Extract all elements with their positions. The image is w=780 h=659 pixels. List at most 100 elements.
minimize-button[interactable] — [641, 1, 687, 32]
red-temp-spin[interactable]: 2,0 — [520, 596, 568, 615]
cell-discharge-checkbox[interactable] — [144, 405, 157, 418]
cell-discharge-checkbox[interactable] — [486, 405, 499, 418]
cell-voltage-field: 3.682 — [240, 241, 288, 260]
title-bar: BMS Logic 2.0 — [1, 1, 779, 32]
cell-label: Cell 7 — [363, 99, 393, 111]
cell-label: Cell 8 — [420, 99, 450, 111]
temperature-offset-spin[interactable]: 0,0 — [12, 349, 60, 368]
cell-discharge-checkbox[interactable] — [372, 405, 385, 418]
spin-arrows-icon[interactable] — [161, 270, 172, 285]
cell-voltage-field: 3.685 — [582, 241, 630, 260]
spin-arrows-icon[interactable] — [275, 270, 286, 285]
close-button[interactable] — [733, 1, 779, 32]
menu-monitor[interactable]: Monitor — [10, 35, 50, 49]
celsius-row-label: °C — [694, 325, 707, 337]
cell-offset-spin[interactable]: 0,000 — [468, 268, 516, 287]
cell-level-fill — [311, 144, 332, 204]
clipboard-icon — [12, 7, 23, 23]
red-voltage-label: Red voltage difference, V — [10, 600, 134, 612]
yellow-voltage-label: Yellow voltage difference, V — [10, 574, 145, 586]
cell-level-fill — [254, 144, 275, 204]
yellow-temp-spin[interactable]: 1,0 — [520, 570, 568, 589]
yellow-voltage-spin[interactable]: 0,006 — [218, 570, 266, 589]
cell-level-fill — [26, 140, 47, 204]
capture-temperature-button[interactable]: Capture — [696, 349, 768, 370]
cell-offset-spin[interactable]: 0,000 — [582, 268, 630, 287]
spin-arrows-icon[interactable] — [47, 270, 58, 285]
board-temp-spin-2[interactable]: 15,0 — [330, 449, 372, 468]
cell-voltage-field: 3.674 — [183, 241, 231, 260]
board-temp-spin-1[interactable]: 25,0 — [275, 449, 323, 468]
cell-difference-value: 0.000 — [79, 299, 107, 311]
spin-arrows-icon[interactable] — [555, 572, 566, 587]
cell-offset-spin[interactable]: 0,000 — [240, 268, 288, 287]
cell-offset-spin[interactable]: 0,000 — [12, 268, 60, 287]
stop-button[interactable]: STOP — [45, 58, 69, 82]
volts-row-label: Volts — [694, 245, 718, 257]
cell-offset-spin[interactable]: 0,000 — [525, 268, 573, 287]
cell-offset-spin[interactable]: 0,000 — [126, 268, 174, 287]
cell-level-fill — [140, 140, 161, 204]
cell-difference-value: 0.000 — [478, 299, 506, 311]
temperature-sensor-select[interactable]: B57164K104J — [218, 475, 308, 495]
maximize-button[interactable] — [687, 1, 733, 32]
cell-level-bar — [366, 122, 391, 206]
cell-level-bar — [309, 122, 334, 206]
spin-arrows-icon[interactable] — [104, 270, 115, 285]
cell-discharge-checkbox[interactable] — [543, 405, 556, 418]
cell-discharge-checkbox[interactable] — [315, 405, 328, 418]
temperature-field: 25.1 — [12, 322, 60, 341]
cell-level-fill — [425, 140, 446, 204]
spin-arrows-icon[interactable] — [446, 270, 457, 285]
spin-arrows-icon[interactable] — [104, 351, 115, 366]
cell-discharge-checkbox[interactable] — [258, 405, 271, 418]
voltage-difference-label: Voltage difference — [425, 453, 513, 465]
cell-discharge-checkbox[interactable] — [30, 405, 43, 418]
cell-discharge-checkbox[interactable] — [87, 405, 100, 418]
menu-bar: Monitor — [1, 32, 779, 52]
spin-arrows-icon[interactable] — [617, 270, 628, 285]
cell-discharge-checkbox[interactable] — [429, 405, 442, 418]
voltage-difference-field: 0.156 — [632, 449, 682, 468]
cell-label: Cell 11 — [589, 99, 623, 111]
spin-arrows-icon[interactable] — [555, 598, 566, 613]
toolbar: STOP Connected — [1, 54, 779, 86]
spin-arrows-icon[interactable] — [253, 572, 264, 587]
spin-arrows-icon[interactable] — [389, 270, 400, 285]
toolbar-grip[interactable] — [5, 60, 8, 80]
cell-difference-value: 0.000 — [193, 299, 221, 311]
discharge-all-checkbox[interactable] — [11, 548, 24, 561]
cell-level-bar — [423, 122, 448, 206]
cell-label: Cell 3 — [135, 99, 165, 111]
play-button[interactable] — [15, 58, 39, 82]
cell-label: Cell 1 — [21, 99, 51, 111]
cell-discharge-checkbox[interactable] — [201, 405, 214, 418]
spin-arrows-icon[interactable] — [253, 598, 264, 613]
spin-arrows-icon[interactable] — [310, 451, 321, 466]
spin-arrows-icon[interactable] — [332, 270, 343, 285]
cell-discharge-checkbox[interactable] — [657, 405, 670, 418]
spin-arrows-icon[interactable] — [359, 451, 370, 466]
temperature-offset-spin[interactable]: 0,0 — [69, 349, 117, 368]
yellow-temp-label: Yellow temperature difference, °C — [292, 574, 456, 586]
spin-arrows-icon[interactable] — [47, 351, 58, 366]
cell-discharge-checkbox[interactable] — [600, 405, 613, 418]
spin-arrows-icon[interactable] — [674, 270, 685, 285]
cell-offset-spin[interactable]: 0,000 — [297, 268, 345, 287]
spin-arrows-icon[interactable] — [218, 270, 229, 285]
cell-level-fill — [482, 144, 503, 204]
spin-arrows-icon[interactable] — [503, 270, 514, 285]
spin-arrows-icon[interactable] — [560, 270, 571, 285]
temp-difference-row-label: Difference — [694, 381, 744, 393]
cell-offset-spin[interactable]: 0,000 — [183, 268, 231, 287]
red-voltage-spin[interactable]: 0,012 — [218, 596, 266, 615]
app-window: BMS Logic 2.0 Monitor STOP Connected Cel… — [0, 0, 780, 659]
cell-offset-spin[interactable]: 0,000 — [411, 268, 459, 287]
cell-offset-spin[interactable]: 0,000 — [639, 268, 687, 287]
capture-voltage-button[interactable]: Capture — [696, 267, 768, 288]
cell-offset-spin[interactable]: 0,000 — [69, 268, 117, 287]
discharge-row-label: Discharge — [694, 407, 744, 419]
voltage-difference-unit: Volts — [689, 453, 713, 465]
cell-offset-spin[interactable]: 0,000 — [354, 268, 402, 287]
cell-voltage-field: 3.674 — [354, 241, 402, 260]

What the task requires — Pull out the lines of the material word for word, starting at its first line and ending at the line that contains "cell-level-fill — [254, 144, 275, 204]", including both.

Correct result —
Extract all elements with their positions. The image is w=780 h=659 pixels. List at most 100 elements.
minimize-button[interactable] — [641, 1, 687, 32]
red-temp-spin[interactable]: 2,0 — [520, 596, 568, 615]
cell-discharge-checkbox[interactable] — [144, 405, 157, 418]
cell-discharge-checkbox[interactable] — [486, 405, 499, 418]
cell-voltage-field: 3.682 — [240, 241, 288, 260]
title-bar: BMS Logic 2.0 — [1, 1, 779, 32]
cell-label: Cell 7 — [363, 99, 393, 111]
cell-label: Cell 8 — [420, 99, 450, 111]
temperature-offset-spin[interactable]: 0,0 — [12, 349, 60, 368]
cell-discharge-checkbox[interactable] — [372, 405, 385, 418]
spin-arrows-icon[interactable] — [161, 270, 172, 285]
cell-voltage-field: 3.685 — [582, 241, 630, 260]
spin-arrows-icon[interactable] — [275, 270, 286, 285]
close-button[interactable] — [733, 1, 779, 32]
menu-monitor[interactable]: Monitor — [10, 35, 50, 49]
celsius-row-label: °C — [694, 325, 707, 337]
cell-offset-spin[interactable]: 0,000 — [468, 268, 516, 287]
cell-level-fill — [311, 144, 332, 204]
clipboard-icon — [12, 7, 23, 23]
red-voltage-label: Red voltage difference, V — [10, 600, 134, 612]
yellow-voltage-label: Yellow voltage difference, V — [10, 574, 145, 586]
cell-level-fill — [254, 144, 275, 204]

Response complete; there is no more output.